Read the records below and copy each line that contains "annotation".

[Entries from a dataset]
-- Start --
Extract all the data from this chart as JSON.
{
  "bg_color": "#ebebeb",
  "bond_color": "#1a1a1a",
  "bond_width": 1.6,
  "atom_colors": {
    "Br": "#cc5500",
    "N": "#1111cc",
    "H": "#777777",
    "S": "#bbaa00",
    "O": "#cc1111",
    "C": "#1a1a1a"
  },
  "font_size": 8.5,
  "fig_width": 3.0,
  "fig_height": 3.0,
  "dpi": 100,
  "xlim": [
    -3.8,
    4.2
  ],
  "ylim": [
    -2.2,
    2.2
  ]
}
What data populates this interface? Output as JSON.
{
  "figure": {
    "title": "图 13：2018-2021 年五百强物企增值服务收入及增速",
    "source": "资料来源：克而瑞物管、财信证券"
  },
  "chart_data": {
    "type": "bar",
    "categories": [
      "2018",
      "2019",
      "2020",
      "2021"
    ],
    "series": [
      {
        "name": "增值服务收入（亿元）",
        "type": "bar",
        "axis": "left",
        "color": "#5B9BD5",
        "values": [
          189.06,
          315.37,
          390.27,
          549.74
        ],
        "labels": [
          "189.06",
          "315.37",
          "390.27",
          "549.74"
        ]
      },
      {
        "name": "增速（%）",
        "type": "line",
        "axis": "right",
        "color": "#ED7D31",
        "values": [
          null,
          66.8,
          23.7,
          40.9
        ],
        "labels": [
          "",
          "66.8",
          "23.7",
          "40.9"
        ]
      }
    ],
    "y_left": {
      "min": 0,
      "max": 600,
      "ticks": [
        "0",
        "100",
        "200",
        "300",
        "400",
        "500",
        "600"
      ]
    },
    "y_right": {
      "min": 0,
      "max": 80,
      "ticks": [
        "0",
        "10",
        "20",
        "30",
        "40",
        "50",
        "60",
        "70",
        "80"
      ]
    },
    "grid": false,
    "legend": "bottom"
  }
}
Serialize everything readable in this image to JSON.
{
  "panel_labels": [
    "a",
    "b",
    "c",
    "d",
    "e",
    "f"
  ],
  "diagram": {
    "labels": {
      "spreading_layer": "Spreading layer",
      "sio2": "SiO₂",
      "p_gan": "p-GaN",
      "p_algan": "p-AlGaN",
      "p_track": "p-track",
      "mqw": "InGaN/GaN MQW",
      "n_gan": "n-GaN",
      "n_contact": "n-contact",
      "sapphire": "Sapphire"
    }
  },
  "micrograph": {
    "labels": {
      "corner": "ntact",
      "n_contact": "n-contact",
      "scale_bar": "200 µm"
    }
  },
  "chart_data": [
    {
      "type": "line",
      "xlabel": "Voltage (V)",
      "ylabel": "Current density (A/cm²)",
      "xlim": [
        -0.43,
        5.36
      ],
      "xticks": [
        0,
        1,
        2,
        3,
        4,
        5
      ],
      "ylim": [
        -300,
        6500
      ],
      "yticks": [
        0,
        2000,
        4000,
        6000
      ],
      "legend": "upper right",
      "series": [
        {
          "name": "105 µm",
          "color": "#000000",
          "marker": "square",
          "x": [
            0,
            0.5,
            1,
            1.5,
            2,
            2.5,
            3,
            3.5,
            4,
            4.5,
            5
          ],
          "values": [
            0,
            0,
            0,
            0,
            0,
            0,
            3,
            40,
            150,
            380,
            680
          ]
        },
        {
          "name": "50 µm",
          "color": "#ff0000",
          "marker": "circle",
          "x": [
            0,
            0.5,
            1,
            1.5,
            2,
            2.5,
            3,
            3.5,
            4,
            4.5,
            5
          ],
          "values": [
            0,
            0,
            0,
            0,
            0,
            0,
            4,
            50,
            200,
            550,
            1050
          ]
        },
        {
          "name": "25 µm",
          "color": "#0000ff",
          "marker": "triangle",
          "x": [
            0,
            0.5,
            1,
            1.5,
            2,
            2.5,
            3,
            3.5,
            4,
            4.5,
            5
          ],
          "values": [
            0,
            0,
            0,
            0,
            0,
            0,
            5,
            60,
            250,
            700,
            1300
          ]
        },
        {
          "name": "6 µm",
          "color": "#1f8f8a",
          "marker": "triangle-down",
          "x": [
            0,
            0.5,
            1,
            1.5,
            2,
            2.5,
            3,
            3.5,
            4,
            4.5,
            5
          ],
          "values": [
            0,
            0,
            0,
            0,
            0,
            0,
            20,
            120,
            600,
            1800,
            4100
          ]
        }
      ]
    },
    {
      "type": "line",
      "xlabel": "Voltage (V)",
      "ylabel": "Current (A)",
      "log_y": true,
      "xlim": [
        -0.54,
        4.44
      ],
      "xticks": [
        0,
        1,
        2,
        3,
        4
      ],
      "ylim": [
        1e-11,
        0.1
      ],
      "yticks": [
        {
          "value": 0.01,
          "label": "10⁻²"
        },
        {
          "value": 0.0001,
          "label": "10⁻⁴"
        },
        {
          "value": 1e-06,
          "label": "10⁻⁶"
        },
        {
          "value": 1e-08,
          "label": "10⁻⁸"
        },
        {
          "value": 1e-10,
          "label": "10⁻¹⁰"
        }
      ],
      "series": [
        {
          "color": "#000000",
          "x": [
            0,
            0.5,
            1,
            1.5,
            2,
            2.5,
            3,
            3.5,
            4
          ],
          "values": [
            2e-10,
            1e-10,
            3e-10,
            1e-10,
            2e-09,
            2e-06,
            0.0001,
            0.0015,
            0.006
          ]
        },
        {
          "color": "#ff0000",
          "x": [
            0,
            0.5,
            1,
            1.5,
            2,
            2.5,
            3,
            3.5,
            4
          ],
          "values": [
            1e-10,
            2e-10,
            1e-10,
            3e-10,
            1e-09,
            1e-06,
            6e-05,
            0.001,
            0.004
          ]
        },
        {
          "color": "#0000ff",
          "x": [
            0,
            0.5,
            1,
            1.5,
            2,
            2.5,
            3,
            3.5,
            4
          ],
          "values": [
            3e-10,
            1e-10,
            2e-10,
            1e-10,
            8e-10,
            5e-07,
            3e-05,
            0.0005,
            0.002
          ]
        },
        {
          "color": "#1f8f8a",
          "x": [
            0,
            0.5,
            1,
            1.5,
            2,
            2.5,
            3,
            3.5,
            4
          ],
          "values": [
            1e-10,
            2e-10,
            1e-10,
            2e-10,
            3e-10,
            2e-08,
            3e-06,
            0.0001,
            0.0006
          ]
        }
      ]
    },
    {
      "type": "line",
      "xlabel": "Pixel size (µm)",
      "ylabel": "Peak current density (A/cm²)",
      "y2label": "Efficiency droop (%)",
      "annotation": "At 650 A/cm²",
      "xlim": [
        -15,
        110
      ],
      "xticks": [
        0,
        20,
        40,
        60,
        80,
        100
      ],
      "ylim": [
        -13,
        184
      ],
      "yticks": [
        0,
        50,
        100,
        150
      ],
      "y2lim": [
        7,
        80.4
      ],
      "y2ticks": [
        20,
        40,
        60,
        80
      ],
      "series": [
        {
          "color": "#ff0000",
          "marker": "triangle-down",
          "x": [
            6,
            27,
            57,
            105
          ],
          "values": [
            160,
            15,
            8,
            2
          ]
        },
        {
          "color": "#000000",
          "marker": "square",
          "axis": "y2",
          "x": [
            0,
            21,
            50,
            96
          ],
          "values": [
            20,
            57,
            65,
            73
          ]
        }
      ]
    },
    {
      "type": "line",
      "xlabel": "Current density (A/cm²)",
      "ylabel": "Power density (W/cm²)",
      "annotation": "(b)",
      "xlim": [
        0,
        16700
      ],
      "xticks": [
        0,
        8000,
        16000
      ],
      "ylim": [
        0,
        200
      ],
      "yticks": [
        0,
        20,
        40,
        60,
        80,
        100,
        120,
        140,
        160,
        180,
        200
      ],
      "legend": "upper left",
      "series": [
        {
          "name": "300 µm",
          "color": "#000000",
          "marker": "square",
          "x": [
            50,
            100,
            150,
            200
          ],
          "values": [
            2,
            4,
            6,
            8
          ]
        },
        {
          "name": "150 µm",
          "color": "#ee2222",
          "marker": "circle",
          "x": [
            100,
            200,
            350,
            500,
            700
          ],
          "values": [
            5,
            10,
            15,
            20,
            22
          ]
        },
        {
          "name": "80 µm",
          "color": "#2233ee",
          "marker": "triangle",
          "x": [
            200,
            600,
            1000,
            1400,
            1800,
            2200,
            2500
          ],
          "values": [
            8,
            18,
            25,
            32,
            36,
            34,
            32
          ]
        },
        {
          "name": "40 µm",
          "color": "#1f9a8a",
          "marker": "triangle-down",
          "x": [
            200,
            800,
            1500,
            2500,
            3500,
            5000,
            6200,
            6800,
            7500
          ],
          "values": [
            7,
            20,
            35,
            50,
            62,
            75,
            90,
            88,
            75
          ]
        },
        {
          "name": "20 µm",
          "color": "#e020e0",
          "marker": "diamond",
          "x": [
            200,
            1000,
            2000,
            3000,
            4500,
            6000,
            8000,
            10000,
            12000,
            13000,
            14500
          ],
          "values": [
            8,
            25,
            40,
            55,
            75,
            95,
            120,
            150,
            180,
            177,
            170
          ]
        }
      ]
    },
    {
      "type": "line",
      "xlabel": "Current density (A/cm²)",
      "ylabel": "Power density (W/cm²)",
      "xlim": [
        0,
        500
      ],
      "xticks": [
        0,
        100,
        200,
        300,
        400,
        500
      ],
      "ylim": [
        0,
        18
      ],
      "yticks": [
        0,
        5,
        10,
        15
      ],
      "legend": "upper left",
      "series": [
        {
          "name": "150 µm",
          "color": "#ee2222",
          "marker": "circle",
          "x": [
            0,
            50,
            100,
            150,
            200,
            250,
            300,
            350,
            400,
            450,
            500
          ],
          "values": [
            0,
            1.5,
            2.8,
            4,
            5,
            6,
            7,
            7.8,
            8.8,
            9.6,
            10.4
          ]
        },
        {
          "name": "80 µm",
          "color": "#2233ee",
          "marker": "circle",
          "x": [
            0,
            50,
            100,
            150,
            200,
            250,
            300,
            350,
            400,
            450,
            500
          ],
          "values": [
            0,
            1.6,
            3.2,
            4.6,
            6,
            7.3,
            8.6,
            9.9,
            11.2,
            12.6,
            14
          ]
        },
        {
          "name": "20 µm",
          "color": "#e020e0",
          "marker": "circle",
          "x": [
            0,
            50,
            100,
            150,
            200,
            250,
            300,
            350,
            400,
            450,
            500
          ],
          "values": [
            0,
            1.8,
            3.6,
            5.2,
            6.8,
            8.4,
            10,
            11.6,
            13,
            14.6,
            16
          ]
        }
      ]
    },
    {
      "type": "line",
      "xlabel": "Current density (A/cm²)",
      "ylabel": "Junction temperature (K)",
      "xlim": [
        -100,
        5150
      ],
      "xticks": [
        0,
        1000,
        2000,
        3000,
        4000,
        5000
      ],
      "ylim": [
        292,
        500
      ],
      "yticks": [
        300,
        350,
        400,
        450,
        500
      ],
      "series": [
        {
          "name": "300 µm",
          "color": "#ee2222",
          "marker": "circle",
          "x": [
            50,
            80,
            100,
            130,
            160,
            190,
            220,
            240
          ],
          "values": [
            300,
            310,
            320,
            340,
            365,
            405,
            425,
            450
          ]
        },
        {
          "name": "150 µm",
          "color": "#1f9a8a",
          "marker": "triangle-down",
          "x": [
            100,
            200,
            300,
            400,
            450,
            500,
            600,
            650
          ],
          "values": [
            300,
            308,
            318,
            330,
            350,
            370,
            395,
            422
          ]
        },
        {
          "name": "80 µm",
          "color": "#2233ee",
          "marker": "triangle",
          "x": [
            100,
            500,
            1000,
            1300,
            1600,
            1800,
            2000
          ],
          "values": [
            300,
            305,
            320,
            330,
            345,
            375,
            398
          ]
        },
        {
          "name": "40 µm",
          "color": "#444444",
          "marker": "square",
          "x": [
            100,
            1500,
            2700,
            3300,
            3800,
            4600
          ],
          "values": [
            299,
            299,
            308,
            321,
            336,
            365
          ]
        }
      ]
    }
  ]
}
-- End --
▶ [COMPLETE RESPONSE]
      "annotation": "At 650 A/cm²",
      "annotation": "(b)",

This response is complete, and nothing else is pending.